[EXERCISE GOAL]:
Reproduce the records below in full and exactly, without their images.

[DATA SUPPLIED]:

** Begin **

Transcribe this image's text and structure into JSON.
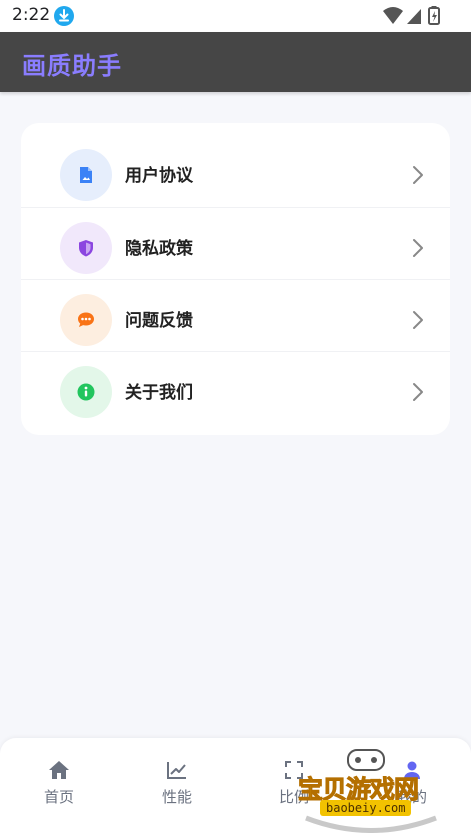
{
  "status_bar": {
    "time": "2:22"
  },
  "app_bar": {
    "title": "画质助手"
  },
  "menu": {
    "items": [
      {
        "label": "用户协议",
        "icon": "document-icon",
        "color": "#3b82f6",
        "bg": "#e6eefc"
      },
      {
        "label": "隐私政策",
        "icon": "shield-icon",
        "color": "#8b46e0",
        "bg": "#f1e8fb"
      },
      {
        "label": "问题反馈",
        "icon": "chat-bubble-icon",
        "color": "#f97316",
        "bg": "#fdeee0"
      },
      {
        "label": "关于我们",
        "icon": "info-icon",
        "color": "#22c55e",
        "bg": "#e3f7e9"
      }
    ]
  },
  "bottom_nav": {
    "items": [
      {
        "label": "首页",
        "icon": "home-icon"
      },
      {
        "label": "性能",
        "icon": "chart-line-icon"
      },
      {
        "label": "比例",
        "icon": "frame-corners-icon"
      },
      {
        "label": "我的",
        "icon": "person-icon",
        "active": true
      }
    ]
  },
  "watermark": {
    "text": "宝贝游戏网",
    "url": "baobeiy.com"
  },
  "colors": {
    "title_purple": "#8a7dff",
    "app_bar_bg": "#464646",
    "page_bg": "#f6f7fb"
  }
}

** End **

[REPLY TO THE EXERCISE]:
Transcribe this image's text and structure into JSON.
{
  "status_bar": {
    "time": "2:22"
  },
  "app_bar": {
    "title": "画质助手"
  },
  "menu": {
    "items": [
      {
        "label": "用户协议",
        "icon": "document-icon",
        "color": "#3b82f6",
        "bg": "#e6eefc"
      },
      {
        "label": "隐私政策",
        "icon": "shield-icon",
        "color": "#8b46e0",
        "bg": "#f1e8fb"
      },
      {
        "label": "问题反馈",
        "icon": "chat-bubble-icon",
        "color": "#f97316",
        "bg": "#fdeee0"
      },
      {
        "label": "关于我们",
        "icon": "info-icon",
        "color": "#22c55e",
        "bg": "#e3f7e9"
      }
    ]
  },
  "bottom_nav": {
    "items": [
      {
        "label": "首页",
        "icon": "home-icon"
      },
      {
        "label": "性能",
        "icon": "chart-line-icon"
      },
      {
        "label": "比例",
        "icon": "frame-corners-icon"
      },
      {
        "label": "我的",
        "icon": "person-icon",
        "active": true
      }
    ]
  },
  "watermark": {
    "text": "宝贝游戏网",
    "url": "baobeiy.com"
  },
  "colors": {
    "title_purple": "#8a7dff",
    "app_bar_bg": "#464646",
    "page_bg": "#f6f7fb"
  }
}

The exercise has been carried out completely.